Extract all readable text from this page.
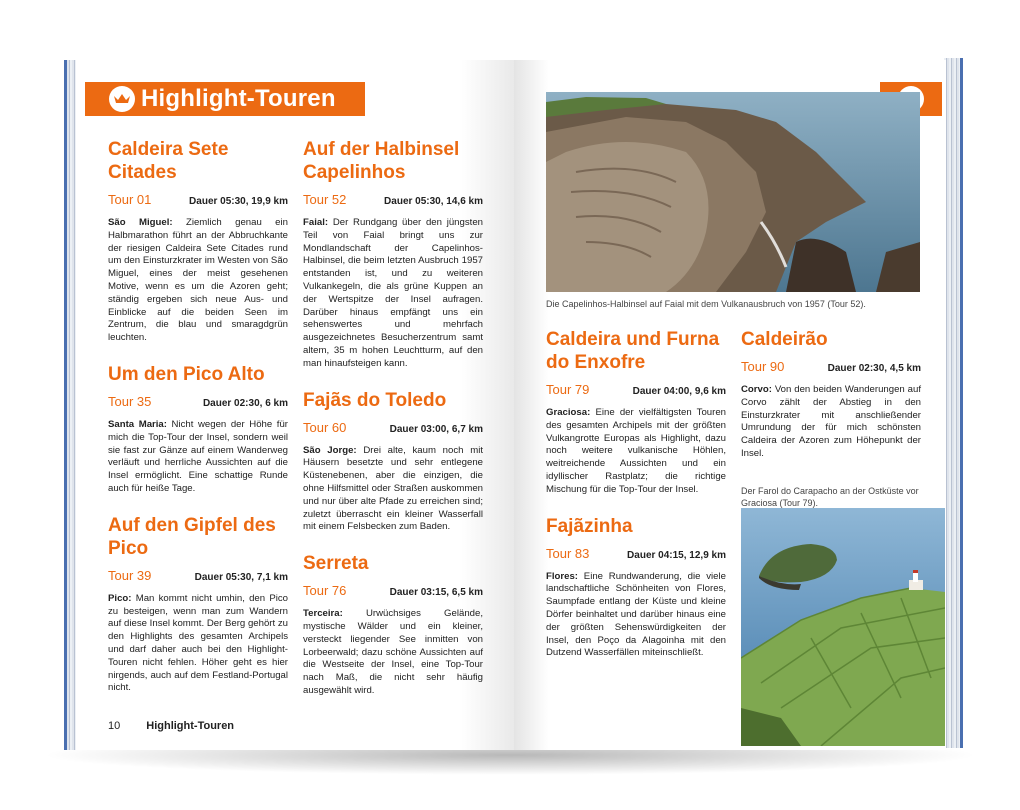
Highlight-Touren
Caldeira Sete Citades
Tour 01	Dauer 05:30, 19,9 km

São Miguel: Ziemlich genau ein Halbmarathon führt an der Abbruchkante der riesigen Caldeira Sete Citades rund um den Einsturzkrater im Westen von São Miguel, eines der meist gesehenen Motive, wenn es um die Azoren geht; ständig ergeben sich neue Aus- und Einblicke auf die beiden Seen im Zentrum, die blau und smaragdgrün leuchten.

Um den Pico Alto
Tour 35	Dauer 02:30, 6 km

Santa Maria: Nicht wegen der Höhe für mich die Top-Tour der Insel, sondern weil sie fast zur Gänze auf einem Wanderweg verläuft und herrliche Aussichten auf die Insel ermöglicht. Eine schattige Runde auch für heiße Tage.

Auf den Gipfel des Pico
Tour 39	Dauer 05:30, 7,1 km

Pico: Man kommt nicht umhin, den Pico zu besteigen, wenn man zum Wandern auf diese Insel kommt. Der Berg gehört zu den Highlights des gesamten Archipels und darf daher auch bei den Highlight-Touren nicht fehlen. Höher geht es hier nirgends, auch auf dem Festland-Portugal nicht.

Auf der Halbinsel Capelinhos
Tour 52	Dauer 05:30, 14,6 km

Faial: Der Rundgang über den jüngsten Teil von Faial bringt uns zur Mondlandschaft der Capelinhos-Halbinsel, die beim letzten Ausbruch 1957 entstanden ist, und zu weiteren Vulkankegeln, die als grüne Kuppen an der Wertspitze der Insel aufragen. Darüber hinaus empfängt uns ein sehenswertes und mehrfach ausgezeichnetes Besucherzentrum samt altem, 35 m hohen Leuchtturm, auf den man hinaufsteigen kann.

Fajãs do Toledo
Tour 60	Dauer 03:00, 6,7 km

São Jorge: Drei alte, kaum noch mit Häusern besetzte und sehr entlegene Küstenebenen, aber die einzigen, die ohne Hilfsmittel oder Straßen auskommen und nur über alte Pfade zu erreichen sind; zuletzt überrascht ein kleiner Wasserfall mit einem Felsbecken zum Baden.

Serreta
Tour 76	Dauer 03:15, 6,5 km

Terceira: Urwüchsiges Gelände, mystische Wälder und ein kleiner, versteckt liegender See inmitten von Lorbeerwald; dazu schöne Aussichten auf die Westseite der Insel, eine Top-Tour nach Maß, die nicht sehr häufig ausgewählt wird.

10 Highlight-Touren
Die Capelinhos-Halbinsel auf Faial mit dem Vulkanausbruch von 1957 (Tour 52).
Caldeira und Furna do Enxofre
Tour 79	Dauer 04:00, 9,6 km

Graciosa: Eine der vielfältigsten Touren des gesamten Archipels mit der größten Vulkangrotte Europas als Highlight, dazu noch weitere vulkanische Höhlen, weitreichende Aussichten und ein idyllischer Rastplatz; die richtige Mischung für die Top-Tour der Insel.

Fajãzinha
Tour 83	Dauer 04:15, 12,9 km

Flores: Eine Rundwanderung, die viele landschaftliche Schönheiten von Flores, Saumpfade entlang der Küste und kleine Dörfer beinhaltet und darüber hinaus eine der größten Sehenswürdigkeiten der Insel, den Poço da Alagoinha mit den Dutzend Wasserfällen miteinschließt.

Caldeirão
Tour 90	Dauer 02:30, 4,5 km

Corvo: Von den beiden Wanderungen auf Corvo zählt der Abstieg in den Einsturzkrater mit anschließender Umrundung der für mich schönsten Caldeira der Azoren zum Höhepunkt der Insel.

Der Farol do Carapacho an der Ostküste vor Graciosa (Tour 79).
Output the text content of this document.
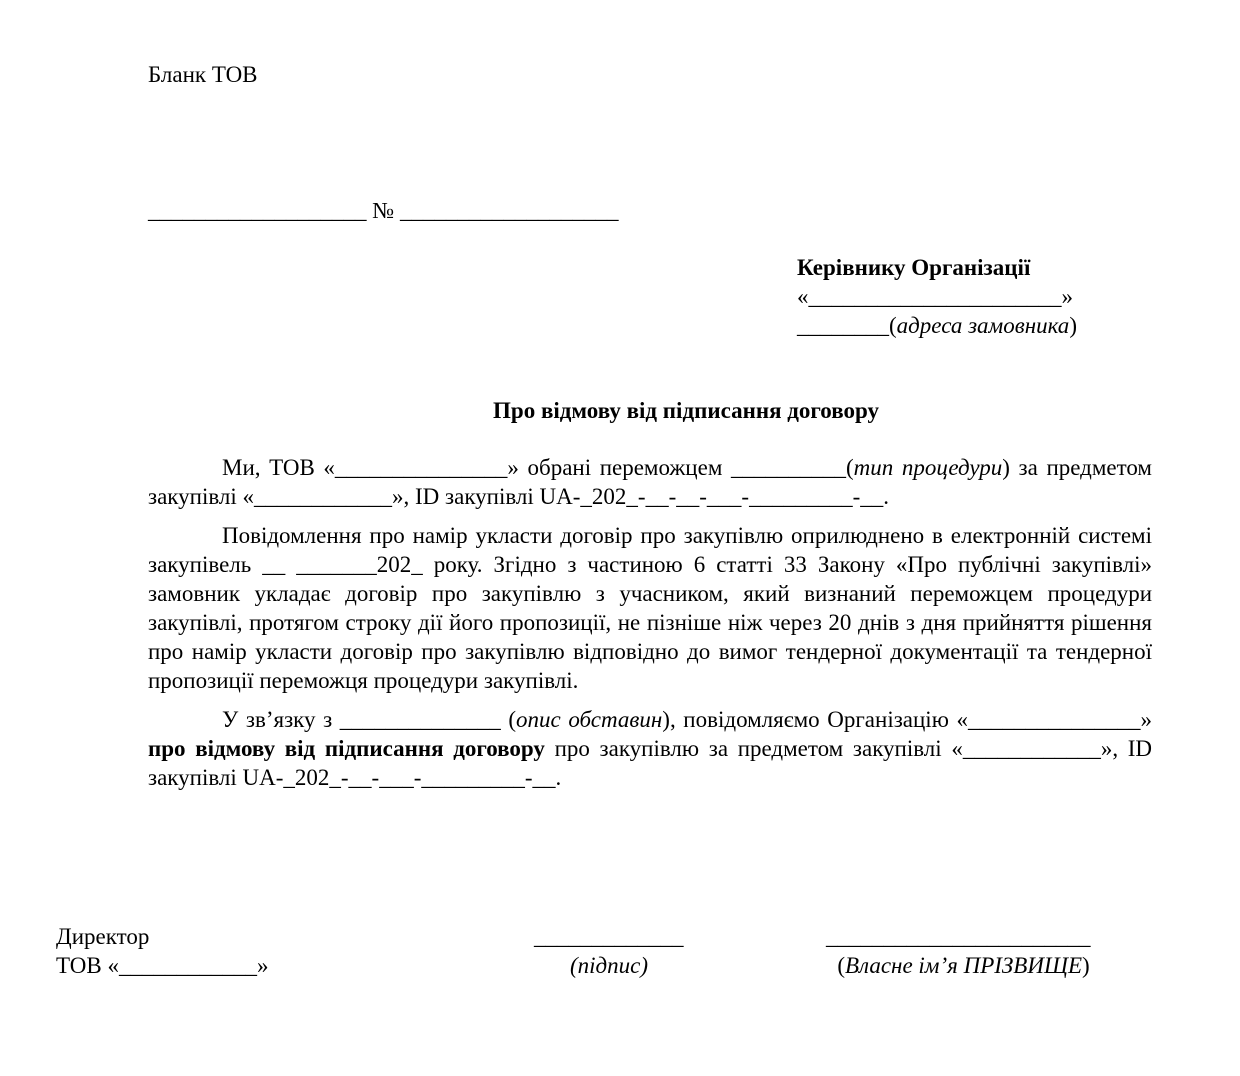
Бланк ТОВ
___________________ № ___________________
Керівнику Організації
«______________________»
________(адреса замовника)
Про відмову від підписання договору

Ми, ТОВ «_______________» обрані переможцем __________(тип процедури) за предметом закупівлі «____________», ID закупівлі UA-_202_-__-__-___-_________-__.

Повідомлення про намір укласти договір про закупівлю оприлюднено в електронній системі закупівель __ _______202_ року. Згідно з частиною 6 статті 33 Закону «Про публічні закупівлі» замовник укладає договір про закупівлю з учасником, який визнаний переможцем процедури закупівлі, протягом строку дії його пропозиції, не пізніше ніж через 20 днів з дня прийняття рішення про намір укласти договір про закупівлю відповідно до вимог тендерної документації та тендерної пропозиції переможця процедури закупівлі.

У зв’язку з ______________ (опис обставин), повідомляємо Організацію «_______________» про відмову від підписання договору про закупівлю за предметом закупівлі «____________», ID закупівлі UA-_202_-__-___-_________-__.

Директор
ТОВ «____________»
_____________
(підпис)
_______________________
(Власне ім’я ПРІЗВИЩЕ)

*Task to complete*.
Starting at the line that contains "Output the text content of this document.", retype each line through the final one in the listing, with both ends kept and the pictures omitted.

*Output for this exercise*.
Output the text content of this document.
Бланк ТОВ
___________________ № ___________________
Керівнику Організації
«______________________»
________(адреса замовника)
Про відмову від підписання договору

Ми, ТОВ «_______________» обрані переможцем __________(тип процедури) за предметом закупівлі «____________», ID закупівлі UA-_202_-__-__-___-_________-__.

Повідомлення про намір укласти договір про закупівлю оприлюднено в електронній системі закупівель __ _______202_ року. Згідно з частиною 6 статті 33 Закону «Про публічні закупівлі» замовник укладає договір про закупівлю з учасником, який визнаний переможцем процедури закупівлі, протягом строку дії його пропозиції, не пізніше ніж через 20 днів з дня прийняття рішення про намір укласти договір про закупівлю відповідно до вимог тендерної документації та тендерної пропозиції переможця процедури закупівлі.

У зв’язку з ______________ (опис обставин), повідомляємо Організацію «_______________» про відмову від підписання договору про закупівлю за предметом закупівлі «____________», ID закупівлі UA-_202_-__-___-_________-__.

Директор
ТОВ «____________»
_____________
(підпис)
_______________________
(Власне ім’я ПРІЗВИЩЕ)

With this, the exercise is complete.